State the number of lines in these records that include the word "Automatikgetriebe", and add nothing to it.

** begin ENTRIES PROVIDED **

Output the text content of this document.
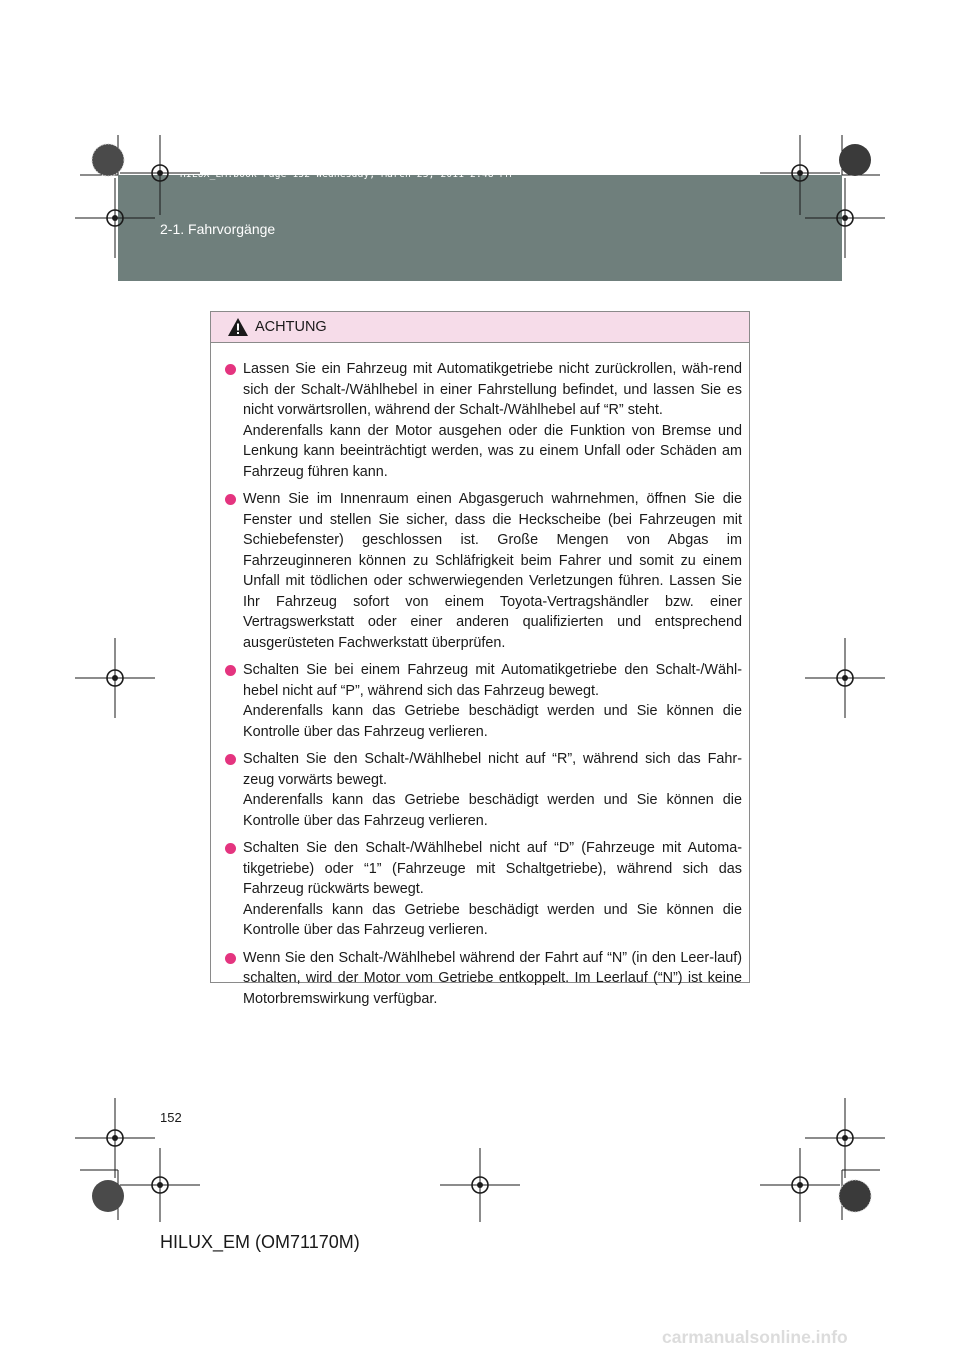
HILUX_EM.book Page 152 Wednesday, March 23, 2011 2:48 PM
2-1. Fahrvorgänge
ACHTUNG
Lassen Sie ein Fahrzeug mit Automatikgetriebe nicht zurückrollen, wäh-rend sich der Schalt-/Wählhebel in einer Fahrstellung befindet, und lassen Sie es nicht vorwärtsrollen, während der Schalt-/Wählhebel auf “R” steht.
Anderenfalls kann der Motor ausgehen oder die Funktion von Bremse und Lenkung kann beeinträchtigt werden, was zu einem Unfall oder Schäden am Fahrzeug führen kann.
Wenn Sie im Innenraum einen Abgasgeruch wahrnehmen, öffnen Sie die Fenster und stellen Sie sicher, dass die Heckscheibe (bei Fahrzeugen mit Schiebefenster) geschlossen ist. Große Mengen von Abgas im Fahrzeuginneren können zu Schläfrigkeit beim Fahrer und somit zu einem Unfall mit tödlichen oder schwerwiegenden Verletzungen führen. Lassen Sie Ihr Fahrzeug sofort von einem Toyota-Vertragshändler bzw. einer Vertragswerkstatt oder einer anderen qualifizierten und entsprechend ausgerüsteten Fachwerkstatt überprüfen.
Schalten Sie bei einem Fahrzeug mit Automatikgetriebe den Schalt-/Wähl-hebel nicht auf “P”, während sich das Fahrzeug bewegt.
Anderenfalls kann das Getriebe beschädigt werden und Sie können die Kontrolle über das Fahrzeug verlieren.
Schalten Sie den Schalt-/Wählhebel nicht auf “R”, während sich das Fahr-zeug vorwärts bewegt.
Anderenfalls kann das Getriebe beschädigt werden und Sie können die Kontrolle über das Fahrzeug verlieren.
Schalten Sie den Schalt-/Wählhebel nicht auf “D” (Fahrzeuge mit Automa-tikgetriebe) oder “1” (Fahrzeuge mit Schaltgetriebe), während sich das Fahrzeug rückwärts bewegt.
Anderenfalls kann das Getriebe beschädigt werden und Sie können die Kontrolle über das Fahrzeug verlieren.
Wenn Sie den Schalt-/Wählhebel während der Fahrt auf “N” (in den Leer-lauf) schalten, wird der Motor vom Getriebe entkoppelt. Im Leerlauf (“N”) ist keine Motorbremswirkung verfügbar.
152
HILUX_EM (OM71170M)
carmanualsonline.info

** end ENTRIES PROVIDED **

### TASK RESPONSE
2